▶ _ACTIONS TO TAKE_:
A. Set down everything in the passage on New Mexico research credit requirements from "Under TRD regulations, research" down to "housed within them.", reproducing the wording without alteration.
B. Using the passage on New Mexico research credit requirements, explain in one to three sentences why a taxpayer might apply the "shrink-back" rule.
C. Continue the passage on New Mexico research credit requirements from its final sentence.
┌─ SUPPLIED TEXT
The third and fourth requirements involve the “Elimination of Uncertainty” and the “Process of Experimentation.” Taxpayers must demonstrate that at the outset of the project, the capability, methodology, or final design of the component was uncertain. They must then show they engaged in a systematic process to evaluate alternatives, such as through modeling, simulation, or a series of trial-and-error experiments.

The “Substantially All” Rule and Shrink-Back Provision

A critical nuance in TRD guidance is the “Substantially All” rule, which dictates that at least 80% of the research activities for a specific business component must constitute a process of experimentation. If a project falls below this 80% threshold, the TRD may disallow the entire component unless the taxpayer applies the “shrink-back” rule. This provision allows a business to narrow the scope of its claim to a more specific sub-component that does meet the 80% threshold, thereby preserving a portion of the credit.

Qualified Facilities and Geographic Requirements

Under TRD regulations, research must be conducted at a “qualified facility” located within the borders of New Mexico. A facility is broadly defined to include any factory, plant, warehouse, or complex of buildings, as well as the land on which they sit and the equipment housed within them.
└─
┌─ INFORMATION PROVIDED
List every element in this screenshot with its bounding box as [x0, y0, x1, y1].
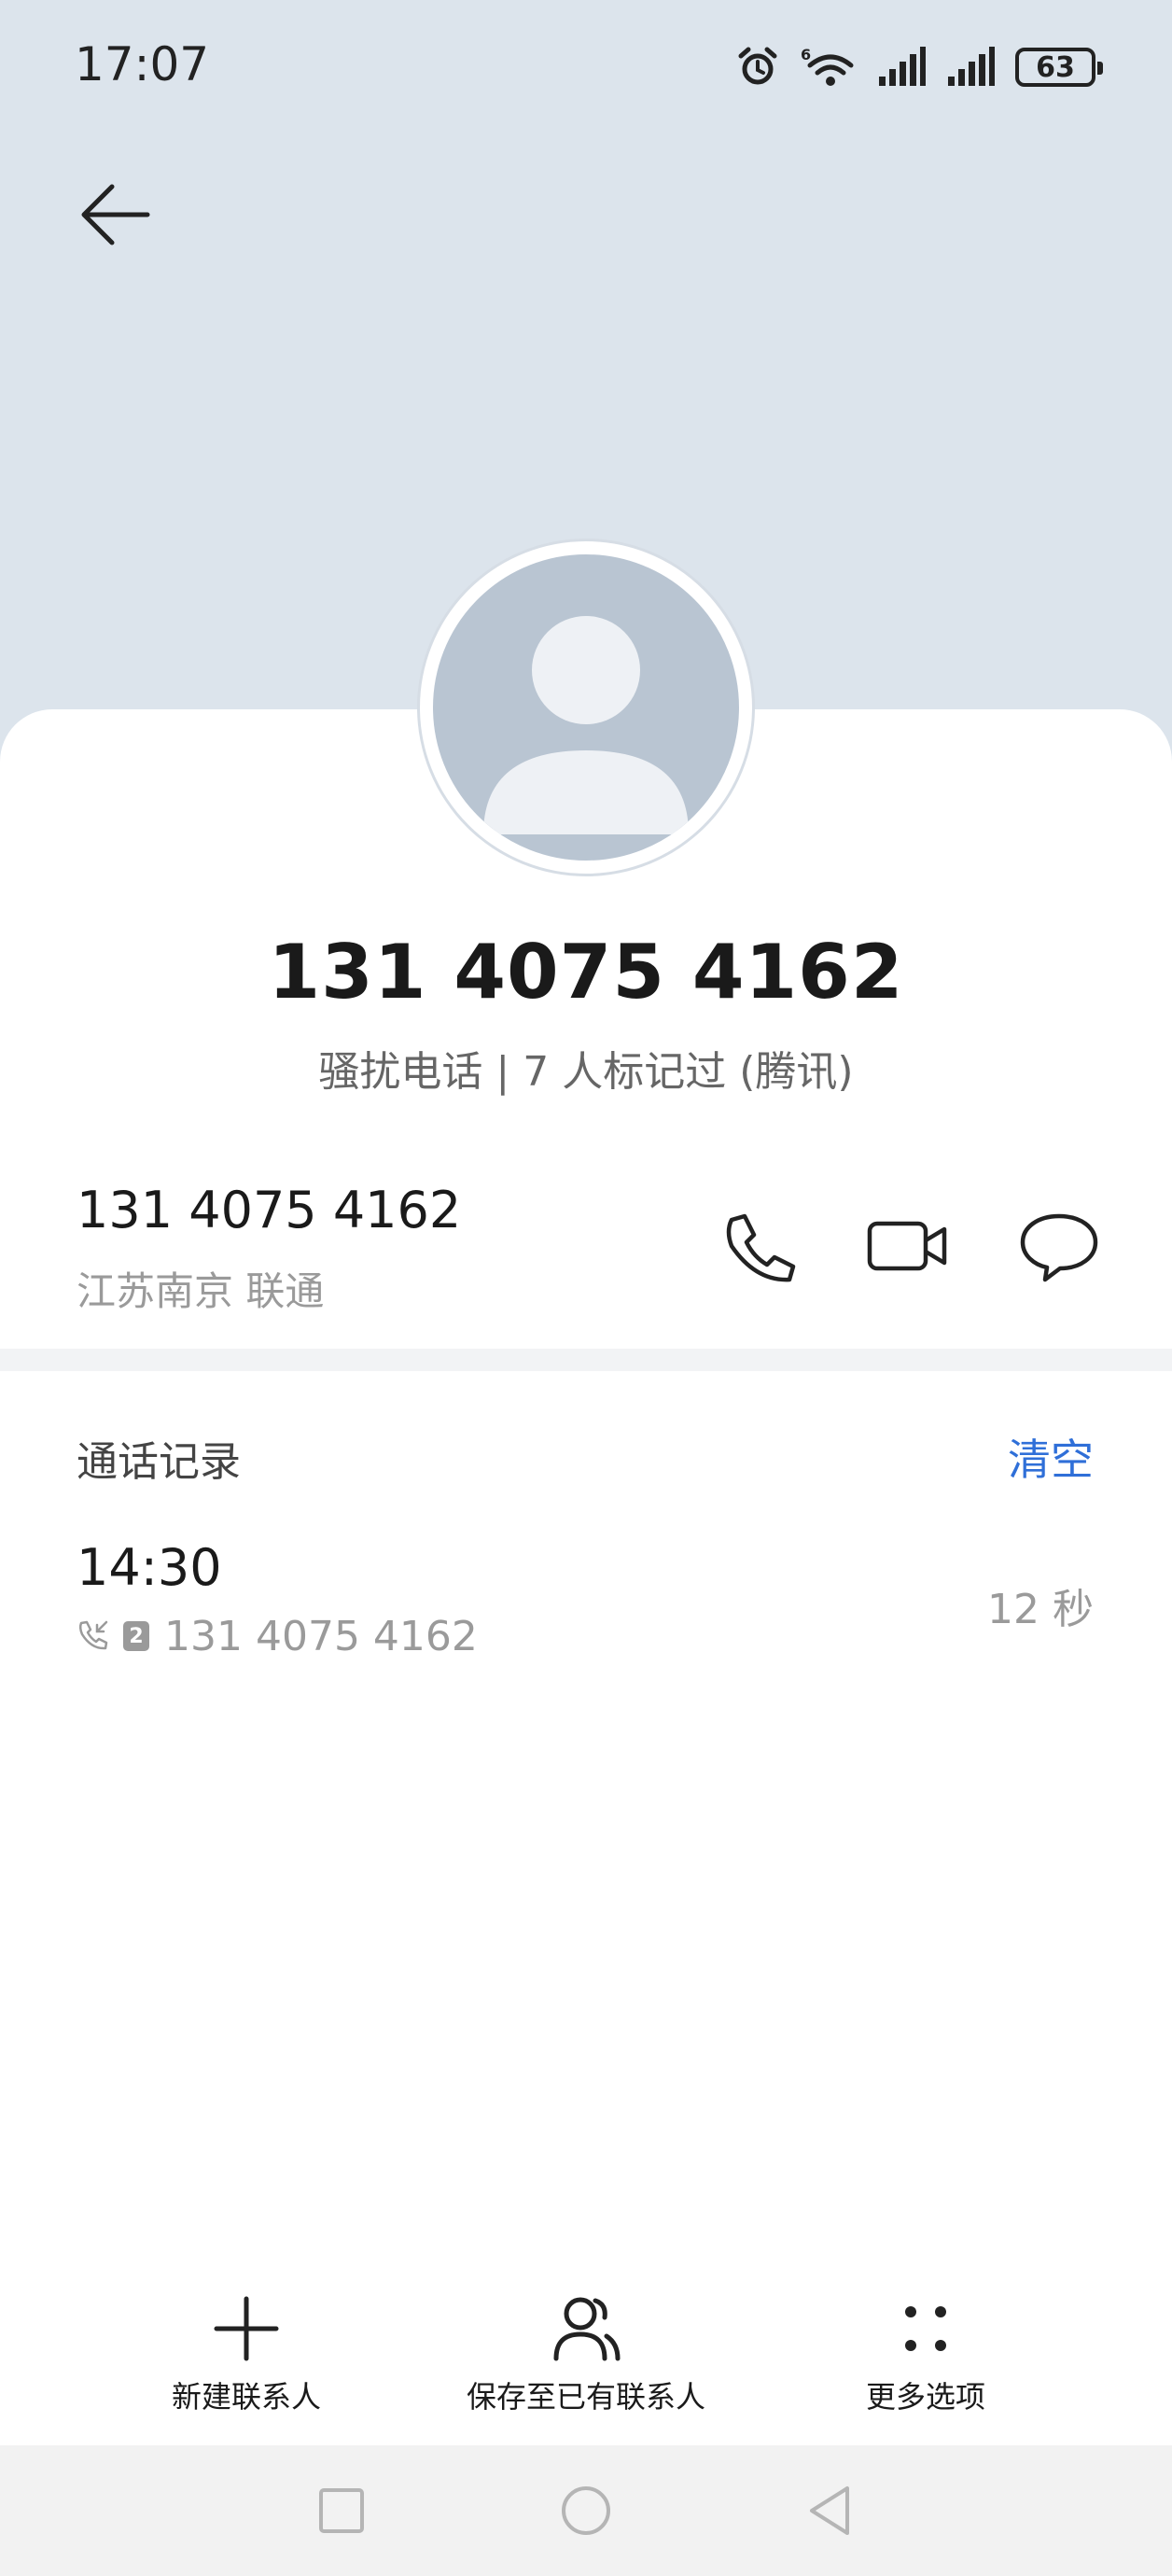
└─
▶ _TASK RESULTS_:
A.
Under TRD regulations, research must be conducted at a “qualified facility” located within the borders of New Mexico. A facility is broadly defined to include any factory, plant, warehouse, or complex of buildings, as well as the land on which they sit and the equipment housed within them.

B. If less than 80% of a business component's research activities are a process of experimentation, the TRD may disallow the entire component. The shrink-back rule lets the taxpayer narrow the claim to a more specific sub-component that does meet the 80% threshold, so a portion of the credit is preserved.

C.
However, the TRD maintains a strict exclusion for any facility operated by a taxpayer for the United States government or any of its agencies or instrumentalities. This means that private contractors working on-site at federally owned laboratories (like Sandia or Los Alamos) cannot claim this credit for work performed within those federal footprints, though they may qualify for work performed at their own separate private facilities.

The Strategic Importance of Rural Designation

One of the most powerful aspects of the New Mexico R&D credit is the “Rural Bonus,” which doubles the credit amounts for facilities located outside major urban hubs. The TRD identifies “rural areas” based on municipal population and location.

Facility Location Type Basic Credit Rate Additional Credit Rate Total Potential Rate
Urban (e.g., Albuquerque, Santa Fe, Las Cruces) 5% 5% 10%
Rural (All other counties/municipalities) 10% 10% 20%

To qualify for the rural rate, the facility must be located outside the boundaries of any municipality with a population exceeding 30,000. This doubling of the credit serves as a vital tool for economic revitalization in distressed counties, making New Mexico one of the most attractive states in the nation for rural high-tech investment.

The Anatomy of Qualified Expenditures

The TRD provides comprehensive lists of costs that can be included in the credit calculation. For an expenditure to be “qualified,” it must be directly connected to the research at the qualified facility.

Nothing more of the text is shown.